_Short exercise_. Quote every line of the data below as it stands, omitting pictures.

(A run of records)
=====

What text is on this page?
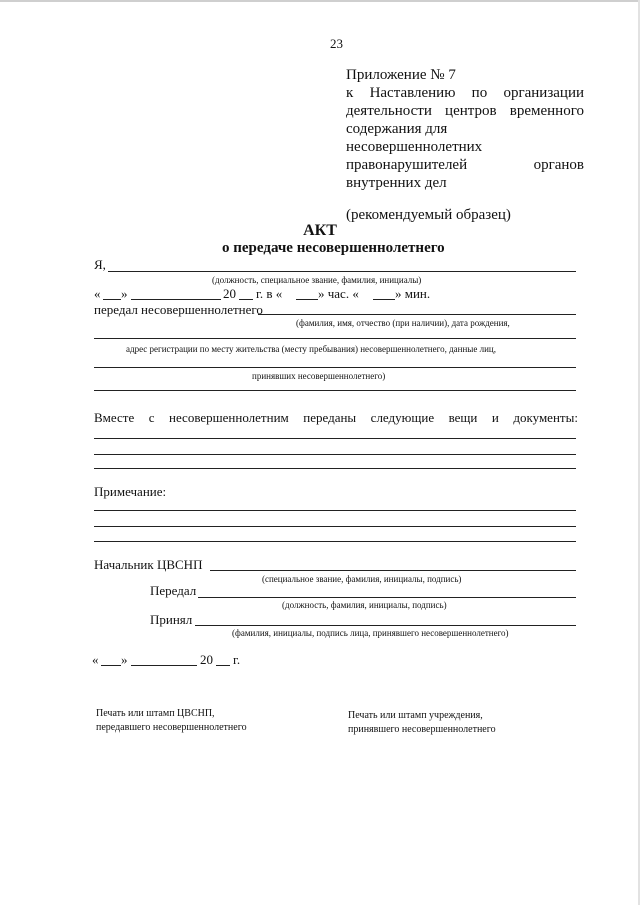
23
Приложение № 7
к Наставлению по организации
деятельности центров временного
содержания для несовершеннолетних
правонарушителей	органов
внутренних дел
(рекомендуемый образец)
АКТ
о передаче несовершеннолетнего
Я,
(должность, специальное звание, фамилия, инициалы)
« »	20 г. в «	» час. «	» мин.
передал несовершеннолетнего
(фамилия, имя, отчество (при наличии), дата рождения,
адрес регистрации по месту жительства (месту пребывания) несовершеннолетнего, данные лиц,
принявших несовершеннолетнего)
Вместе с несовершеннолетним переданы следующие вещи и документы:
Примечание:
Начальник ЦВСНП
(специальное звание, фамилия, инициалы, подпись)
Передал
(должность, фамилия, инициалы, подпись)
Принял
(фамилия, инициалы, подпись лица, принявшего несовершеннолетнего)
« »	20 г.
Печать или штамп ЦВСНП,
передавшего несовершеннолетнего
Печать или штамп учреждения,
принявшего несовершеннолетнего
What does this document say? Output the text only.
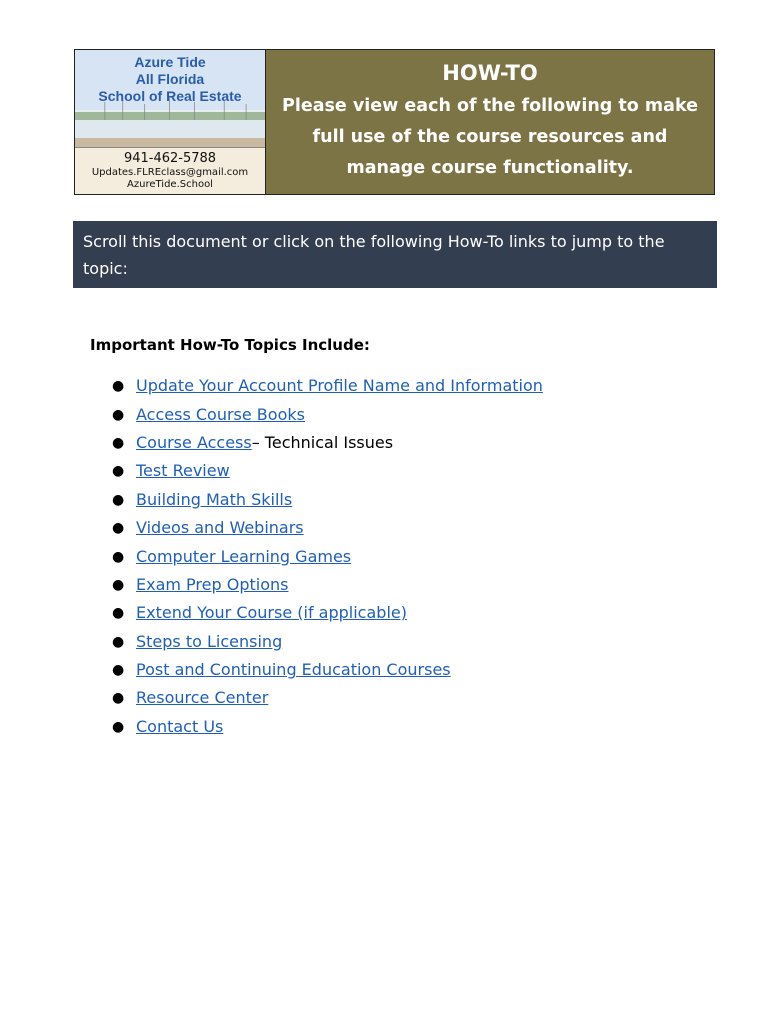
Azure Tide
All Florida
School of Real Estate
941-462-5788
Updates.FLREclass@gmail.com
AzureTide.School
HOW-TO
Please view each of the following to make full use of the course resources and manage course functionality.
Scroll this document or click on the following How-To links to jump to the topic:
Important How-To Topics Include:
● Update Your Account Profile Name and Information
● Access Course Books
● Course Access – Technical Issues
● Test Review
● Building Math Skills
● Videos and Webinars
● Computer Learning Games
● Exam Prep Options
● Extend Your Course (if applicable)
● Steps to Licensing
● Post and Continuing Education Courses
● Resource Center
● Contact Us
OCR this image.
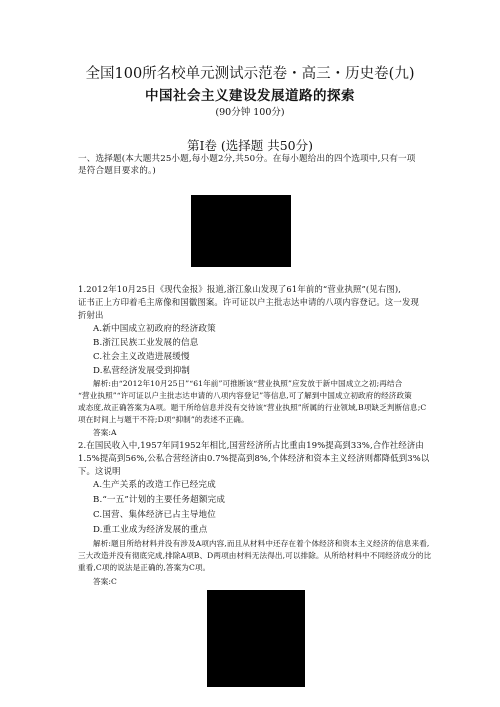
全国100所名校单元测试示范卷・高三・历史卷(九)
中国社会主义建设发展道路的探索
(90分钟 100分)
第Ⅰ卷 (选择题 共50分)
一、选择题(本大题共25小题,每小题2分,共50分。在每小题给出的四个选项中,只有一项
是符合题目要求的。)
1.2012年10月25日《现代金报》报道,浙江象山发现了61年前的“营业执照”(见右图),
证书正上方印着毛主席像和国徽图案。许可证以户主批志达申请的八项内容登记。这一发现
折射出
A.新中国成立初政府的经济政策
B.浙江民族工业发展的信息
C.社会主义改造进展缓慢
D.私营经济发展受到抑制
解析:由“2012年10月25日”“61年前”可推断该“营业执照”应发放于新中国成立之初;再结合
“营业执照”“许可证以户主批志达申请的八项内容登记”等信息,可了解到中国成立初政府的经济政策
或态度,故正确答案为A项。题干所给信息并没有交待该“营业执照”所属的行业领域,B项缺乏判断信息;C
项在时间上与题干不符;D项“抑制”的表述不正确。
答案:A
2.在国民收入中,1957年同1952年相比,国营经济所占比重由19%提高到33%,合作社经济由
1.5%提高到56%,公私合营经济由0.7%提高到8%,个体经济和资本主义经济则都降低到3%以
下。这说明
A.生产关系的改造工作已经完成
B.“一五”计划的主要任务超额完成
C.国营、集体经济已占主导地位
D.重工业成为经济发展的重点
解析:题目所给材料并没有涉及A项内容,而且从材料中还存在着个体经济和资本主义经济的信息来看,
三大改造并没有彻底完成,排除A项B、D两项由材料无法得出,可以排除。从所给材料中不同经济成分的比
重看,C项的说法是正确的,答案为C项。
答案:C
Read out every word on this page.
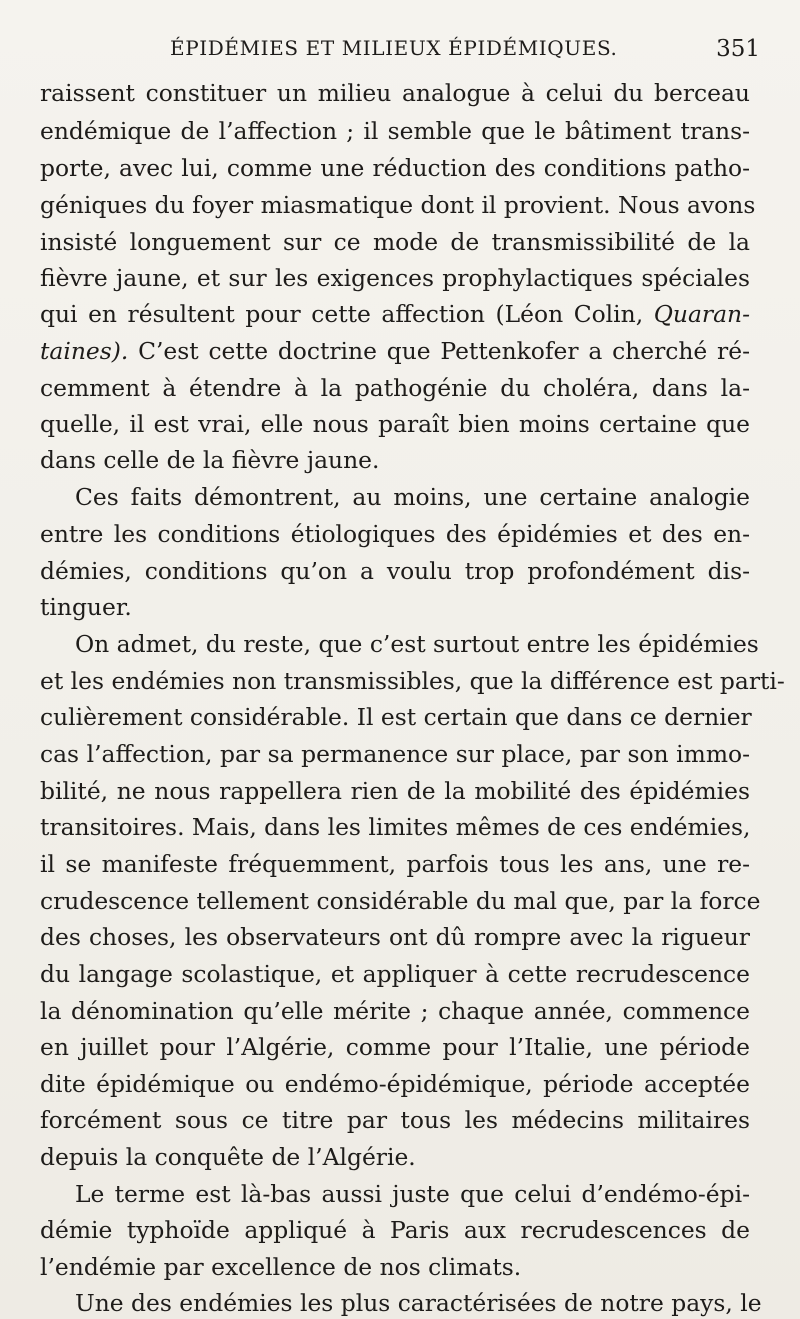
ÉPIDÉMIES ET MILIEUX ÉPIDÉMIQUES.	351
raissent constituer un milieu analogue à celui du berceau
endémique de l’affection ; il semble que le bâtiment trans-
porte, avec lui, comme une réduction des conditions patho-
géniques du foyer miasmatique dont il provient. Nous avons
insisté longuement sur ce mode de transmissibilité de la
fièvre jaune, et sur les exigences prophylactiques spéciales
qui en résultent pour cette affection (Léon Colin, Quaran-
taines). C’est cette doctrine que Pettenkofer a cherché ré-
cemment à étendre à la pathogénie du choléra, dans la-
quelle, il est vrai, elle nous paraît bien moins certaine que
dans celle de la fièvre jaune.
Ces faits démontrent, au moins, une certaine analogie
entre les conditions étiologiques des épidémies et des en-
démies, conditions qu’on a voulu trop profondément dis-
tinguer.
On admet, du reste, que c’est surtout entre les épidémies
et les endémies non transmissibles, que la différence est parti-
culièrement considérable. Il est certain que dans ce dernier
cas l’affection, par sa permanence sur place, par son immo-
bilité, ne nous rappellera rien de la mobilité des épidémies
transitoires. Mais, dans les limites mêmes de ces endémies,
il se manifeste fréquemment, parfois tous les ans, une re-
crudescence tellement considérable du mal que, par la force
des choses, les observateurs ont dû rompre avec la rigueur
du langage scolastique, et appliquer à cette recrudescence
la dénomination qu’elle mérite ; chaque année, commence
en juillet pour l’Algérie, comme pour l’Italie, une période
dite épidémique ou endémo-épidémique, période acceptée
forcément sous ce titre par tous les médecins militaires
depuis la conquête de l’Algérie.
Le terme est là-bas aussi juste que celui d’endémo-épi-
démie typhoïde appliqué à Paris aux recrudescences de
l’endémie par excellence de nos climats.
Une des endémies les plus caractérisées de notre pays, le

=====

_Full output_.
What text is on this page?
23
Приложение № 7
к Наставлению по организации
деятельности центров временного
содержания для несовершеннолетних
правонарушителей	органов
внутренних дел
(рекомендуемый образец)
АКТ
о передаче несовершеннолетнего
Я,
(должность, специальное звание, фамилия, инициалы)
« »	20 г. в «	» час. «	» мин.
передал несовершеннолетнего
(фамилия, имя, отчество (при наличии), дата рождения,
адрес регистрации по месту жительства (месту пребывания) несовершеннолетнего, данные лиц,
принявших несовершеннолетнего)
Вместе с несовершеннолетним переданы следующие вещи и документы:
Примечание:
Начальник ЦВСНП
(специальное звание, фамилия, инициалы, подпись)
Передал
(должность, фамилия, инициалы, подпись)
Принял
(фамилия, инициалы, подпись лица, принявшего несовершеннолетнего)
« »	20 г.
Печать или штамп ЦВСНП,
передавшего несовершеннолетнего
Печать или штамп учреждения,
принявшего несовершеннолетнего
What does this document say? Output the text only.
Azure Tide
All Florida
School of Real Estate
941-462-5788
Updates.FLREclass@gmail.com
AzureTide.School
HOW-TO
Please view each of the following to make full use of the course resources and manage course functionality.
Scroll this document or click on the following How-To links to jump to the topic:
Important How-To Topics Include:
● Update Your Account Profile Name and Information
● Access Course Books
● Course Access – Technical Issues
● Test Review
● Building Math Skills
● Videos and Webinars
● Computer Learning Games
● Exam Prep Options
● Extend Your Course (if applicable)
● Steps to Licensing
● Post and Continuing Education Courses
● Resource Center
● Contact Us
OCR this image.
全国100所名校单元测试示范卷・高三・历史卷(九)
中国社会主义建设发展道路的探索
(90分钟 100分)
第Ⅰ卷 (选择题 共50分)
一、选择题(本大题共25小题,每小题2分,共50分。在每小题给出的四个选项中,只有一项
是符合题目要求的。)
1.2012年10月25日《现代金报》报道,浙江象山发现了61年前的“营业执照”(见右图),
证书正上方印着毛主席像和国徽图案。许可证以户主批志达申请的八项内容登记。这一发现
折射出
A.新中国成立初政府的经济政策
B.浙江民族工业发展的信息
C.社会主义改造进展缓慢
D.私营经济发展受到抑制
解析:由“2012年10月25日”“61年前”可推断该“营业执照”应发放于新中国成立之初;再结合
“营业执照”“许可证以户主批志达申请的八项内容登记”等信息,可了解到中国成立初政府的经济政策
或态度,故正确答案为A项。题干所给信息并没有交待该“营业执照”所属的行业领域,B项缺乏判断信息;C
项在时间上与题干不符;D项“抑制”的表述不正确。
答案:A
2.在国民收入中,1957年同1952年相比,国营经济所占比重由19%提高到33%,合作社经济由
1.5%提高到56%,公私合营经济由0.7%提高到8%,个体经济和资本主义经济则都降低到3%以
下。这说明
A.生产关系的改造工作已经完成
B.“一五”计划的主要任务超额完成
C.国营、集体经济已占主导地位
D.重工业成为经济发展的重点
解析:题目所给材料并没有涉及A项内容,而且从材料中还存在着个体经济和资本主义经济的信息来看,
三大改造并没有彻底完成,排除A项B、D两项由材料无法得出,可以排除。从所给材料中不同经济成分的比
重看,C项的说法是正确的,答案为C项。
答案:C
Read out every word on this page.
ÉPIDÉMIES ET MILIEUX ÉPIDÉMIQUES.	351
raissent constituer un milieu analogue à celui du berceau
endémique de l’affection ; il semble que le bâtiment trans-
porte, avec lui, comme une réduction des conditions patho-
géniques du foyer miasmatique dont il provient. Nous avons
insisté longuement sur ce mode de transmissibilité de la
fièvre jaune, et sur les exigences prophylactiques spéciales
qui en résultent pour cette affection (Léon Colin, Quaran-
taines). C’est cette doctrine que Pettenkofer a cherché ré-
cemment à étendre à la pathogénie du choléra, dans la-
quelle, il est vrai, elle nous paraît bien moins certaine que
dans celle de la fièvre jaune.
Ces faits démontrent, au moins, une certaine analogie
entre les conditions étiologiques des épidémies et des en-
démies, conditions qu’on a voulu trop profondément dis-
tinguer.
On admet, du reste, que c’est surtout entre les épidémies
et les endémies non transmissibles, que la différence est parti-
culièrement considérable. Il est certain que dans ce dernier
cas l’affection, par sa permanence sur place, par son immo-
bilité, ne nous rappellera rien de la mobilité des épidémies
transitoires. Mais, dans les limites mêmes de ces endémies,
il se manifeste fréquemment, parfois tous les ans, une re-
crudescence tellement considérable du mal que, par la force
des choses, les observateurs ont dû rompre avec la rigueur
du langage scolastique, et appliquer à cette recrudescence
la dénomination qu’elle mérite ; chaque année, commence
en juillet pour l’Algérie, comme pour l’Italie, une période
dite épidémique ou endémo-épidémique, période acceptée
forcément sous ce titre par tous les médecins militaires
depuis la conquête de l’Algérie.
Le terme est là-bas aussi juste que celui d’endémo-épi-
démie typhoïde appliqué à Paris aux recrudescences de
l’endémie par excellence de nos climats.
Une des endémies les plus caractérisées de notre pays, le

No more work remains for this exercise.